It’s not purely hypothetical.

What’s disturbing me about the case is, I don’t know exactly what to analogize guns to.

Should I try to distinguish between guns at a bus stop and guns at a school?

Should I try to start distinguishing between guns and bombs in the latter case?

How do I deal with it?

That’s a real problem I’m having, not some hypothetical one.

Harvey J. Sepler:

–And I believe the answer was in Terry.

The answer is, whether there is an actual and immediate threat.

Where there’s an actual and immediate threat, this Court under Terry and the cases that have relied upon Terry have said that at that point, the officers are authorized to do what they need to do.

Sandra Day O’Connor:

Well, that may not be enough.

We’re in a time after we’ve seen tragedies like at the Columbine High School in Colorado, and if I’m correct, a number of high schools around the country are now putting out guidelines and asking fellow students to please alert the school authorities any time the student thinks there might be someone in the school with a gun, and so I think we’re going to see lots of anonymous tips coming along in the setting of public schools and in the aftermath of some real tragedies.

Now, what’s our analysis supposed to be?

Does it bend a little, or does it not?

Harvey J. Sepler:

No, I do not believe that your analysis changes at all from where it is now.

Sandra Day O’Connor:

On that same question, we have any number of countless cases of Terry stops where there was a furtive movement, it was a high crime neighborhood and so forth.

(Written instruction 1)
Rewrite the saved entries as a numbered list, from their first line through the line holding "x-tick-label: 1979 xyxy=(60,395,82,435)", inclusive, and leave out any blank lines.

Saved entries:
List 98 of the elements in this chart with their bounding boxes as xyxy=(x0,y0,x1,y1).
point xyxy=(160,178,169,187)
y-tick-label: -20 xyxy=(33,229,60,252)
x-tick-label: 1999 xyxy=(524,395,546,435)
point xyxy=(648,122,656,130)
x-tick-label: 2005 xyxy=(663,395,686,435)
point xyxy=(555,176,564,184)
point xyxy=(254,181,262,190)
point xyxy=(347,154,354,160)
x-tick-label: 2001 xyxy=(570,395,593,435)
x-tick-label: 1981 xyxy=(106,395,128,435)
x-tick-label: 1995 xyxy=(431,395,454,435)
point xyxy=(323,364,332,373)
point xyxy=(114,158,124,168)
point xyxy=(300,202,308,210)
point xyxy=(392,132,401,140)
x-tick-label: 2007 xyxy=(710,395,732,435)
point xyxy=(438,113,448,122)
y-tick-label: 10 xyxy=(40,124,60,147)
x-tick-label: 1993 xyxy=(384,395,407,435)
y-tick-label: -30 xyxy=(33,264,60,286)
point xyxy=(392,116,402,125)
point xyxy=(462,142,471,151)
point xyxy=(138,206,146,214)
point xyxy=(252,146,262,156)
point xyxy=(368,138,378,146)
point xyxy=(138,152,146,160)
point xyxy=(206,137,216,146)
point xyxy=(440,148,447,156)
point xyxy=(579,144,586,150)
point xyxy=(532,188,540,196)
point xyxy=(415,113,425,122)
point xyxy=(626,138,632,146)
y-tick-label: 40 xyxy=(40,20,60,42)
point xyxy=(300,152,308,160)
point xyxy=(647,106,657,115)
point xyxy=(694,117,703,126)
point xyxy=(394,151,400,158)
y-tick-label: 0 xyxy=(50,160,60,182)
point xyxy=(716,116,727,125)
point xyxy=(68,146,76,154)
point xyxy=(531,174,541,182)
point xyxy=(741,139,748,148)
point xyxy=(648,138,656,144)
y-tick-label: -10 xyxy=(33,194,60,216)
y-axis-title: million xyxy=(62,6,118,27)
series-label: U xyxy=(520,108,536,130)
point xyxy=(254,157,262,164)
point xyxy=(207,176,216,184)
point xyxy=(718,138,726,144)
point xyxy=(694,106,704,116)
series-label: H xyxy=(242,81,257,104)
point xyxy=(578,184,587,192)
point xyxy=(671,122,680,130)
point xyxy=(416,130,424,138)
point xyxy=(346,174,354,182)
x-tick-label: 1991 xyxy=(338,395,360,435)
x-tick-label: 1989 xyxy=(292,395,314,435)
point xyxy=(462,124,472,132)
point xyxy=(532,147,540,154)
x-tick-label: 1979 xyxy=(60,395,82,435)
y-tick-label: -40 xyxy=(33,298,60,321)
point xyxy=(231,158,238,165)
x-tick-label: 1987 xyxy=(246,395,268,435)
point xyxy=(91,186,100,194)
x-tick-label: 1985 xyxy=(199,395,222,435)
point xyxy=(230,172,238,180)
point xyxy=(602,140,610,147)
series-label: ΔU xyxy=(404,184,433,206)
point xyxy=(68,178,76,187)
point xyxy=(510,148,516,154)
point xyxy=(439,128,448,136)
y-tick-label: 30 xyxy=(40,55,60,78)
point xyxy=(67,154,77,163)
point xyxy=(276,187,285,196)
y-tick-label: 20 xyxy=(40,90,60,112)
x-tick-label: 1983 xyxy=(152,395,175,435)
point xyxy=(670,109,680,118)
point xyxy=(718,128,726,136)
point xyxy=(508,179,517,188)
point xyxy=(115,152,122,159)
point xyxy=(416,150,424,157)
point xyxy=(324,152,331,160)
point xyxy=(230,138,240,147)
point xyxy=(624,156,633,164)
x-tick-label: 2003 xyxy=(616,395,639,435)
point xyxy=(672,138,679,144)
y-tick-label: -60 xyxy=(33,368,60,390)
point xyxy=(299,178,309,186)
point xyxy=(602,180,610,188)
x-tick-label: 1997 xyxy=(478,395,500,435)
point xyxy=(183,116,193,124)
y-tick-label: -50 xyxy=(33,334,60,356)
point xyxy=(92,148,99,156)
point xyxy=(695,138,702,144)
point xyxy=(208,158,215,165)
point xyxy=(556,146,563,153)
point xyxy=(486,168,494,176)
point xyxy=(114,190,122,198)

(Written instruction 2)
Repeat word for word the part of the courtroom transcript between "It’s not purely" and "at a school?", inclusive.

(Exercise result 1)
1. List 98 of the elements in this chart with their bounding boxes as xyxy=(x0,y0,x1,y1).
2. point xyxy=(160,178,169,187)
3. y-tick-label: -20 xyxy=(33,229,60,252)
4. x-tick-label: 1999 xyxy=(524,395,546,435)
5. point xyxy=(648,122,656,130)
6. x-tick-label: 2005 xyxy=(663,395,686,435)
7. point xyxy=(555,176,564,184)
8. point xyxy=(254,181,262,190)
9. point xyxy=(347,154,354,160)
10. x-tick-label: 2001 xyxy=(570,395,593,435)
11. x-tick-label: 1981 xyxy=(106,395,128,435)
12. x-tick-label: 1995 xyxy=(431,395,454,435)
13. point xyxy=(323,364,332,373)
14. point xyxy=(114,158,124,168)
15. point xyxy=(300,202,308,210)
16. point xyxy=(392,132,401,140)
17. x-tick-label: 2007 xyxy=(710,395,732,435)
18. point xyxy=(438,113,448,122)
19. y-tick-label: 10 xyxy=(40,124,60,147)
20. x-tick-label: 1993 xyxy=(384,395,407,435)
21. y-tick-label: -30 xyxy=(33,264,60,286)
22. point xyxy=(392,116,402,125)
23. point xyxy=(462,142,471,151)
24. point xyxy=(138,206,146,214)
25. point xyxy=(252,146,262,156)
26. point xyxy=(368,138,378,146)
27. point xyxy=(138,152,146,160)
28. point xyxy=(206,137,216,146)
29. point xyxy=(440,148,447,156)
30. point xyxy=(579,144,586,150)
31. point xyxy=(532,188,540,196)
32. point xyxy=(415,113,425,122)
33. point xyxy=(626,138,632,146)
34. y-tick-label: 40 xyxy=(40,20,60,42)
35. point xyxy=(300,152,308,160)
36. point xyxy=(647,106,657,115)
37. point xyxy=(694,117,703,126)
38. point xyxy=(394,151,400,158)
39. y-tick-label: 0 xyxy=(50,160,60,182)
40. point xyxy=(716,116,727,125)
41. point xyxy=(68,146,76,154)
42. point xyxy=(531,174,541,182)
43. point xyxy=(741,139,748,148)
44. point xyxy=(648,138,656,144)
45. y-tick-label: -10 xyxy=(33,194,60,216)
46. y-axis-title: million xyxy=(62,6,118,27)
47. series-label: U xyxy=(520,108,536,130)
48. point xyxy=(254,157,262,164)
49. point xyxy=(207,176,216,184)
50. point xyxy=(718,138,726,144)
51. point xyxy=(694,106,704,116)
52. series-label: H xyxy=(242,81,257,104)
53. point xyxy=(578,184,587,192)
54. point xyxy=(671,122,680,130)
55. point xyxy=(416,130,424,138)
56. point xyxy=(346,174,354,182)
57. x-tick-label: 1991 xyxy=(338,395,360,435)
58. x-tick-label: 1989 xyxy=(292,395,314,435)
59. point xyxy=(462,124,472,132)
60. point xyxy=(532,147,540,154)
61. x-tick-label: 1979 xyxy=(60,395,82,435)

(Exercise result 2)
It’s not purely hypothetical.

What’s disturbing me about the case is, I don’t know exactly what to analogize guns to.

Should I try to distinguish between guns at a bus stop and guns at a school?